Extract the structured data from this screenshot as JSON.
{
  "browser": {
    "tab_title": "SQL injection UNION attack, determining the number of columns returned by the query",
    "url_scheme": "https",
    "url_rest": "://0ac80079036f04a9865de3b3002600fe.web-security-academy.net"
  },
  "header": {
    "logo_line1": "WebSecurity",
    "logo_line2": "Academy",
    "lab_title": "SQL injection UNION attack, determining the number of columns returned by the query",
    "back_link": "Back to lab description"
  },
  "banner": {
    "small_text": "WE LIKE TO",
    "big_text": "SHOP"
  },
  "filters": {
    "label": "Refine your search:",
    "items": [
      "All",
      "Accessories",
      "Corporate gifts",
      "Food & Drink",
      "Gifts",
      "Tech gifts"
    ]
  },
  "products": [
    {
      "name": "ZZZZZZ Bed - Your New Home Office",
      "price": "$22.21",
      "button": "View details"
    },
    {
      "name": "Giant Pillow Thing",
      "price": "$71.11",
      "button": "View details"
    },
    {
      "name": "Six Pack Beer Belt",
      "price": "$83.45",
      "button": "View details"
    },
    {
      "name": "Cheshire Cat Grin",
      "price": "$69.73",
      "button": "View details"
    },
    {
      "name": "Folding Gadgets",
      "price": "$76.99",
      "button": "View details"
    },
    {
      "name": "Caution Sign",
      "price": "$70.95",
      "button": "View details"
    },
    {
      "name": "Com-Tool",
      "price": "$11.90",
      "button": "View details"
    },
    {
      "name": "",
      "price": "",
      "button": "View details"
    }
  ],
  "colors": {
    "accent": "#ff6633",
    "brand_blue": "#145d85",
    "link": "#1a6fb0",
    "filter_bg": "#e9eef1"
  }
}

• Aim
Can you reproduce all the material exactly?

• Answer below
Extract the structured data from this screenshot as JSON.
{
  "browser": {
    "tab_title": "SQL injection UNION attack, determining the number of columns returned by the query",
    "url_scheme": "https",
    "url_rest": "://0ac80079036f04a9865de3b3002600fe.web-security-academy.net"
  },
  "header": {
    "logo_line1": "WebSecurity",
    "logo_line2": "Academy",
    "lab_title": "SQL injection UNION attack, determining the number of columns returned by the query",
    "back_link": "Back to lab description"
  },
  "banner": {
    "small_text": "WE LIKE TO",
    "big_text": "SHOP"
  },
  "filters": {
    "label": "Refine your search:",
    "items": [
      "All",
      "Accessories",
      "Corporate gifts",
      "Food & Drink",
      "Gifts",
      "Tech gifts"
    ]
  },
  "products": [
    {
      "name": "ZZZZZZ Bed - Your New Home Office",
      "price": "$22.21",
      "button": "View details"
    },
    {
      "name": "Giant Pillow Thing",
      "price": "$71.11",
      "button": "View details"
    },
    {
      "name": "Six Pack Beer Belt",
      "price": "$83.45",
      "button": "View details"
    },
    {
      "name": "Cheshire Cat Grin",
      "price": "$69.73",
      "button": "View details"
    },
    {
      "name": "Folding Gadgets",
      "price": "$76.99",
      "button": "View details"
    },
    {
      "name": "Caution Sign",
      "price": "$70.95",
      "button": "View details"
    },
    {
      "name": "Com-Tool",
      "price": "$11.90",
      "button": "View details"
    },
    {
      "name": "",
      "price": "",
      "button": "View details"
    }
  ],
  "colors": {
    "accent": "#ff6633",
    "brand_blue": "#145d85",
    "link": "#1a6fb0",
    "filter_bg": "#e9eef1"
  }
}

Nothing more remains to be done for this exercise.